Leave out the pictures and copy every record exactly.

==================================================

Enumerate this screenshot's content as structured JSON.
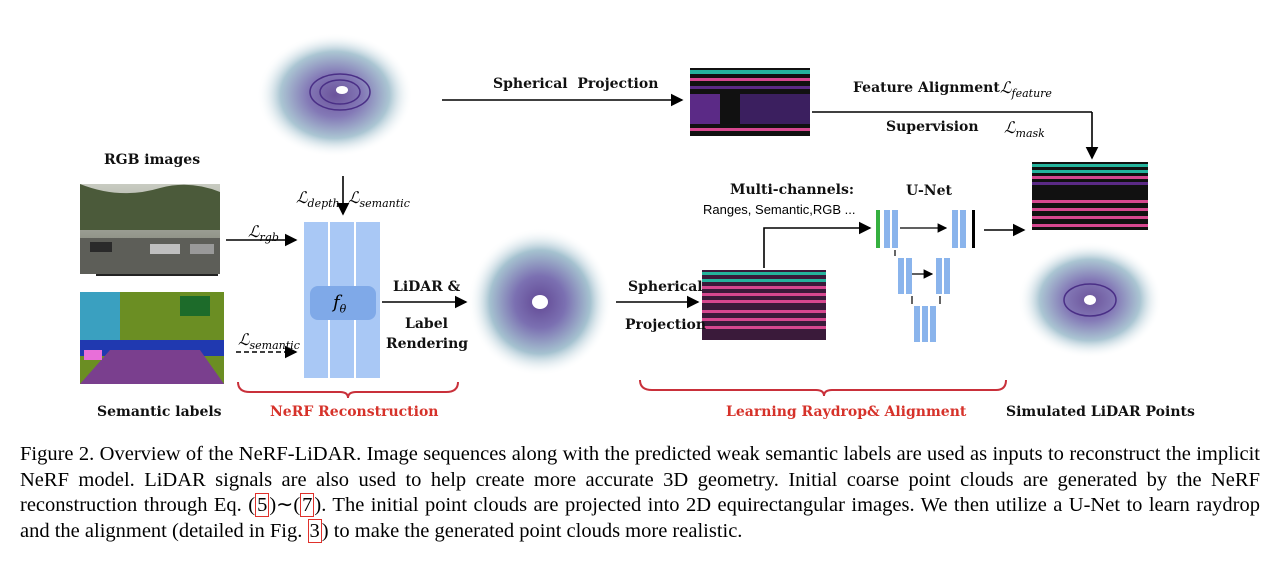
{
  "figure": {
    "labels": {
      "rgb_images": "RGB images",
      "semantic_labels": "Semantic labels",
      "nerf_reconstruction": "NeRF Reconstruction",
      "lidar_label_line1": "LiDAR &",
      "lidar_label_line2": "Label",
      "lidar_label_line3": "Rendering",
      "spherical_projection_top": "Spherical  Projection",
      "spherical_line1": "Spherical",
      "spherical_line2": "Projection",
      "feature_alignment": "Feature Alignment",
      "supervision": "Supervision",
      "multi_channels": "Multi-channels:",
      "multi_channels_detail": "Ranges, Semantic,RGB ...",
      "unet": "U-Net",
      "learning_raydrop": "Learning Raydrop& Alignment",
      "simulated_lidar": "Simulated LiDAR Points"
    },
    "losses": {
      "rgb": "rgb",
      "semantic": "semantic",
      "depth": "depth",
      "feature": "feature",
      "mask": "mask",
      "f_theta": "f",
      "theta": "θ",
      "script_L": "ℒ"
    },
    "colors": {
      "network_blue": "#a9c8f5",
      "network_dark": "#7fa9e8",
      "brace_red": "#c9303a",
      "unet_blue": "#8ab4ec",
      "range_purple": "#5b2a86",
      "range_teal": "#24b39c",
      "range_pink": "#d6478f"
    }
  },
  "caption": {
    "part1": "Figure 2. Overview of the NeRF-LiDAR. Image sequences along with the predicted weak semantic labels are used as inputs to reconstruct the implicit NeRF model. LiDAR signals are also used to help create more accurate 3D geometry. Initial coarse point clouds are generated by the NeRF reconstruction through Eq. (",
    "ref1": "5",
    "part2": ")∼(",
    "ref2": "7",
    "part3": "). The initial point clouds are projected into 2D equirectangular images. We then utilize a U-Net to learn raydrop and the alignment (detailed in Fig. ",
    "ref3": "3",
    "part4": ") to make the generated point clouds more realistic."
  }
}
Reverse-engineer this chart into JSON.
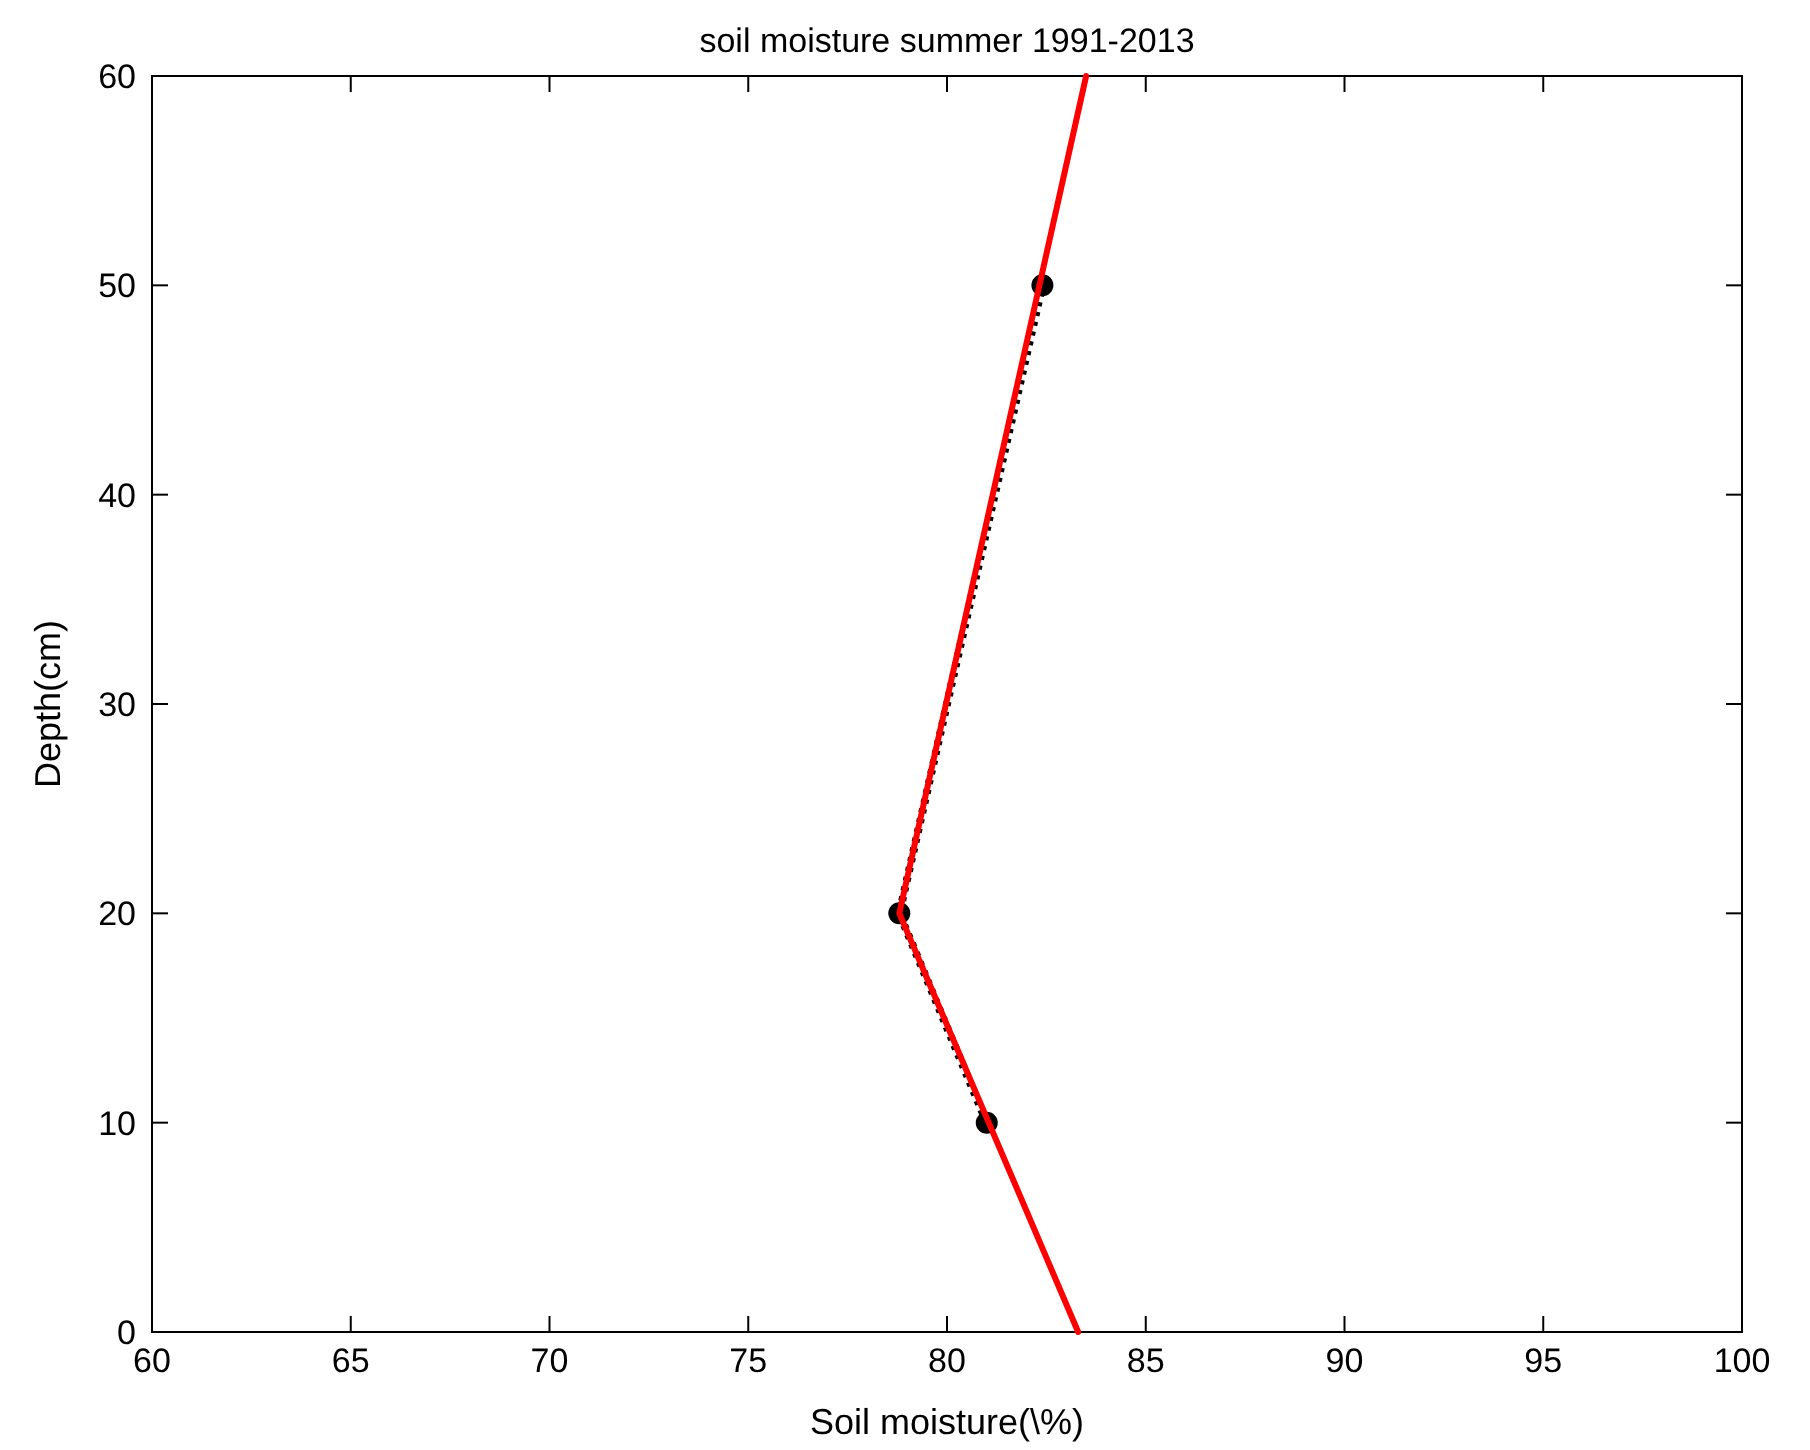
{
  "chart_data": {
    "type": "line",
    "title": "soil moisture summer 1991-2013",
    "xlabel": "Soil moisture(\\%)",
    "ylabel": "Depth(cm)",
    "xlim": [
      60,
      100
    ],
    "xticks": [
      60,
      65,
      70,
      75,
      80,
      85,
      90,
      95,
      100
    ],
    "ylim": [
      0,
      60
    ],
    "yticks": [
      0,
      10,
      20,
      30,
      40,
      50,
      60
    ],
    "grid": false,
    "series": [
      {
        "color": "#000000",
        "x": [
          81.0,
          78.8,
          82.4
        ],
        "values": [
          10,
          20,
          50
        ],
        "marker": "circle",
        "line_style": "dotted"
      },
      {
        "color": "#ff0000",
        "x": [
          83.3,
          78.8,
          83.5
        ],
        "values": [
          0,
          20,
          60
        ],
        "marker": "none",
        "line_style": "solid"
      }
    ]
  }
}
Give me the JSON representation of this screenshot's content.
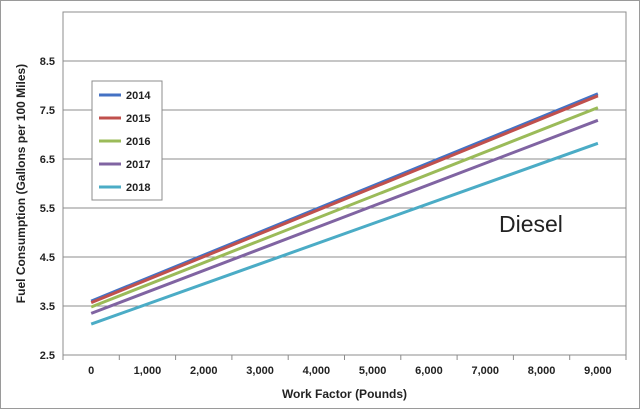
{
  "chart_data": {
    "type": "line",
    "title": "",
    "xlabel": "Work Factor (Pounds)",
    "ylabel": "Fuel Consumption (Gallons per 100 Miles)",
    "x": [
      0,
      9000
    ],
    "xlim": [
      -500,
      9500
    ],
    "ylim": [
      2.5,
      9.5
    ],
    "xticks": [
      0,
      1000,
      2000,
      3000,
      4000,
      5000,
      6000,
      7000,
      8000,
      9000
    ],
    "xtick_labels": [
      "0",
      "1,000",
      "2,000",
      "3,000",
      "4,000",
      "5,000",
      "6,000",
      "7,000",
      "8,000",
      "9,000"
    ],
    "yticks": [
      2.5,
      3.5,
      4.5,
      5.5,
      6.5,
      7.5,
      8.5
    ],
    "ytick_labels": [
      "2.5",
      "3.5",
      "4.5",
      "5.5",
      "6.5",
      "7.5",
      "8.5"
    ],
    "grid": "horizontal",
    "legend_position": "left",
    "annotation": "Diesel",
    "series": [
      {
        "name": "2014",
        "color": "#4472C4",
        "values": [
          3.6,
          7.83
        ]
      },
      {
        "name": "2015",
        "color": "#C0504D",
        "values": [
          3.57,
          7.79
        ]
      },
      {
        "name": "2016",
        "color": "#9BBB59",
        "values": [
          3.48,
          7.55
        ]
      },
      {
        "name": "2017",
        "color": "#8064A2",
        "values": [
          3.35,
          7.29
        ]
      },
      {
        "name": "2018",
        "color": "#4BACC6",
        "values": [
          3.13,
          6.82
        ]
      }
    ]
  }
}
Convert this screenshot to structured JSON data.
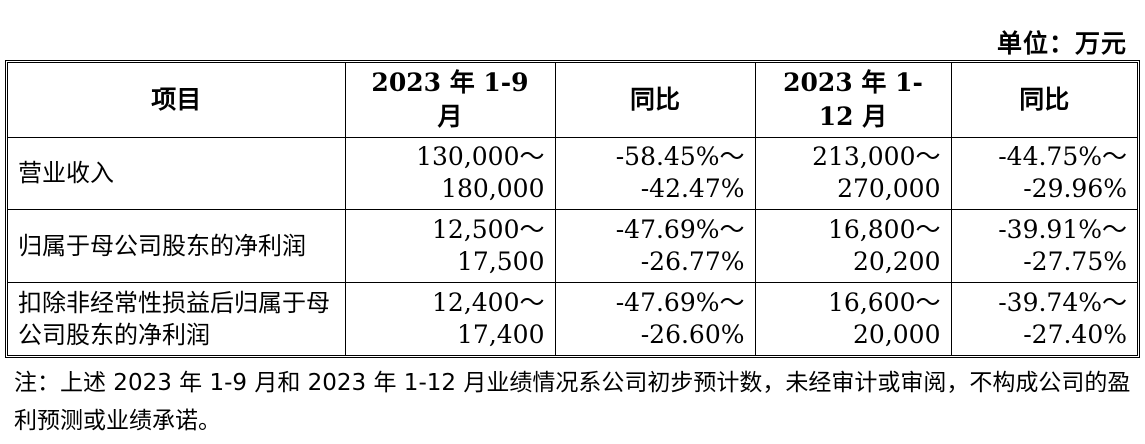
{
  "unit": "单位：万元",
  "table": {
    "headers": [
      "项目",
      "2023 年 1-9 月",
      "同比",
      "2023 年 1-12 月",
      "同比"
    ],
    "rows": [
      {
        "label": "营业收入",
        "cells": [
          [
            "130,000～",
            "180,000"
          ],
          [
            "-58.45%～",
            "-42.47%"
          ],
          [
            "213,000～",
            "270,000"
          ],
          [
            "-44.75%～",
            "-29.96%"
          ]
        ]
      },
      {
        "label": "归属于母公司股东的净利润",
        "cells": [
          [
            "12,500～",
            "17,500"
          ],
          [
            "-47.69%～",
            "-26.77%"
          ],
          [
            "16,800～",
            "20,200"
          ],
          [
            "-39.91%～",
            "-27.75%"
          ]
        ]
      },
      {
        "label": "扣除非经常性损益后归属于母公司股东的净利润",
        "cells": [
          [
            "12,400～",
            "17,400"
          ],
          [
            "-47.69%～",
            "-26.60%"
          ],
          [
            "16,600～",
            "20,000"
          ],
          [
            "-39.74%～",
            "-27.40%"
          ]
        ]
      }
    ]
  },
  "note": "注：上述 2023 年 1-9 月和 2023 年 1-12 月业绩情况系公司初步预计数，未经审计或审阅，不构成公司的盈利预测或业绩承诺。"
}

==================================================

(EXPECTED OUTPUT)
Enumerate this screenshot's content as structured JSON.
{
  "figure": {
    "labels": {
      "rgb_images": "RGB images",
      "semantic_labels": "Semantic labels",
      "nerf_reconstruction": "NeRF Reconstruction",
      "lidar_label_line1": "LiDAR &",
      "lidar_label_line2": "Label",
      "lidar_label_line3": "Rendering",
      "spherical_projection_top": "Spherical  Projection",
      "spherical_line1": "Spherical",
      "spherical_line2": "Projection",
      "feature_alignment": "Feature Alignment",
      "supervision": "Supervision",
      "multi_channels": "Multi-channels:",
      "multi_channels_detail": "Ranges, Semantic,RGB ...",
      "unet": "U-Net",
      "learning_raydrop": "Learning Raydrop& Alignment",
      "simulated_lidar": "Simulated LiDAR Points"
    },
    "losses": {
      "rgb": "rgb",
      "semantic": "semantic",
      "depth": "depth",
      "feature": "feature",
      "mask": "mask",
      "f_theta": "f",
      "theta": "θ",
      "script_L": "ℒ"
    },
    "colors": {
      "network_blue": "#a9c8f5",
      "network_dark": "#7fa9e8",
      "brace_red": "#c9303a",
      "unet_blue": "#8ab4ec",
      "range_purple": "#5b2a86",
      "range_teal": "#24b39c",
      "range_pink": "#d6478f"
    }
  },
  "caption": {
    "part1": "Figure 2. Overview of the NeRF-LiDAR. Image sequences along with the predicted weak semantic labels are used as inputs to reconstruct the implicit NeRF model. LiDAR signals are also used to help create more accurate 3D geometry. Initial coarse point clouds are generated by the NeRF reconstruction through Eq. (",
    "ref1": "5",
    "part2": ")∼(",
    "ref2": "7",
    "part3": "). The initial point clouds are projected into 2D equirectangular images. We then utilize a U-Net to learn raydrop and the alignment (detailed in Fig. ",
    "ref3": "3",
    "part4": ") to make the generated point clouds more realistic."
  }
}
Reverse-engineer this chart into JSON.
{
  "chart_data": {
    "type": "line",
    "title": "soil moisture summer 1991-2013",
    "xlabel": "Soil moisture(\\%)",
    "ylabel": "Depth(cm)",
    "xlim": [
      60,
      100
    ],
    "xticks": [
      60,
      65,
      70,
      75,
      80,
      85,
      90,
      95,
      100
    ],
    "ylim": [
      0,
      60
    ],
    "yticks": [
      0,
      10,
      20,
      30,
      40,
      50,
      60
    ],
    "grid": false,
    "series": [
      {
        "color": "#000000",
        "x": [
          81.0,
          78.8,
          82.4
        ],
        "values": [
          10,
          20,
          50
        ],
        "marker": "circle",
        "line_style": "dotted"
      },
      {
        "color": "#ff0000",
        "x": [
          83.3,
          78.8,
          83.5
        ],
        "values": [
          0,
          20,
          60
        ],
        "marker": "none",
        "line_style": "solid"
      }
    ]
  }
}
Give me the JSON representation of this screenshot's content.
{
  "chart_data": {
    "type": "line",
    "title": "",
    "xlabel": "Work Factor (Pounds)",
    "ylabel": "Fuel Consumption (Gallons per 100 Miles)",
    "x": [
      0,
      9000
    ],
    "xlim": [
      -500,
      9500
    ],
    "ylim": [
      2.5,
      9.5
    ],
    "xticks": [
      0,
      1000,
      2000,
      3000,
      4000,
      5000,
      6000,
      7000,
      8000,
      9000
    ],
    "xtick_labels": [
      "0",
      "1,000",
      "2,000",
      "3,000",
      "4,000",
      "5,000",
      "6,000",
      "7,000",
      "8,000",
      "9,000"
    ],
    "yticks": [
      2.5,
      3.5,
      4.5,
      5.5,
      6.5,
      7.5,
      8.5
    ],
    "ytick_labels": [
      "2.5",
      "3.5",
      "4.5",
      "5.5",
      "6.5",
      "7.5",
      "8.5"
    ],
    "grid": "horizontal",
    "legend_position": "left",
    "annotation": "Diesel",
    "series": [
      {
        "name": "2014",
        "color": "#4472C4",
        "values": [
          3.6,
          7.83
        ]
      },
      {
        "name": "2015",
        "color": "#C0504D",
        "values": [
          3.57,
          7.79
        ]
      },
      {
        "name": "2016",
        "color": "#9BBB59",
        "values": [
          3.48,
          7.55
        ]
      },
      {
        "name": "2017",
        "color": "#8064A2",
        "values": [
          3.35,
          7.29
        ]
      },
      {
        "name": "2018",
        "color": "#4BACC6",
        "values": [
          3.13,
          6.82
        ]
      }
    ]
  }
}
Convert this screenshot to structured JSON data.
{
  "unit": "单位：万元",
  "table": {
    "headers": [
      "项目",
      "2023 年 1-9 月",
      "同比",
      "2023 年 1-12 月",
      "同比"
    ],
    "rows": [
      {
        "label": "营业收入",
        "cells": [
          [
            "130,000～",
            "180,000"
          ],
          [
            "-58.45%～",
            "-42.47%"
          ],
          [
            "213,000～",
            "270,000"
          ],
          [
            "-44.75%～",
            "-29.96%"
          ]
        ]
      },
      {
        "label": "归属于母公司股东的净利润",
        "cells": [
          [
            "12,500～",
            "17,500"
          ],
          [
            "-47.69%～",
            "-26.77%"
          ],
          [
            "16,800～",
            "20,200"
          ],
          [
            "-39.91%～",
            "-27.75%"
          ]
        ]
      },
      {
        "label": "扣除非经常性损益后归属于母公司股东的净利润",
        "cells": [
          [
            "12,400～",
            "17,400"
          ],
          [
            "-47.69%～",
            "-26.60%"
          ],
          [
            "16,600～",
            "20,000"
          ],
          [
            "-39.74%～",
            "-27.40%"
          ]
        ]
      }
    ]
  },
  "note": "注：上述 2023 年 1-9 月和 2023 年 1-12 月业绩情况系公司初步预计数，未经审计或审阅，不构成公司的盈利预测或业绩承诺。"
}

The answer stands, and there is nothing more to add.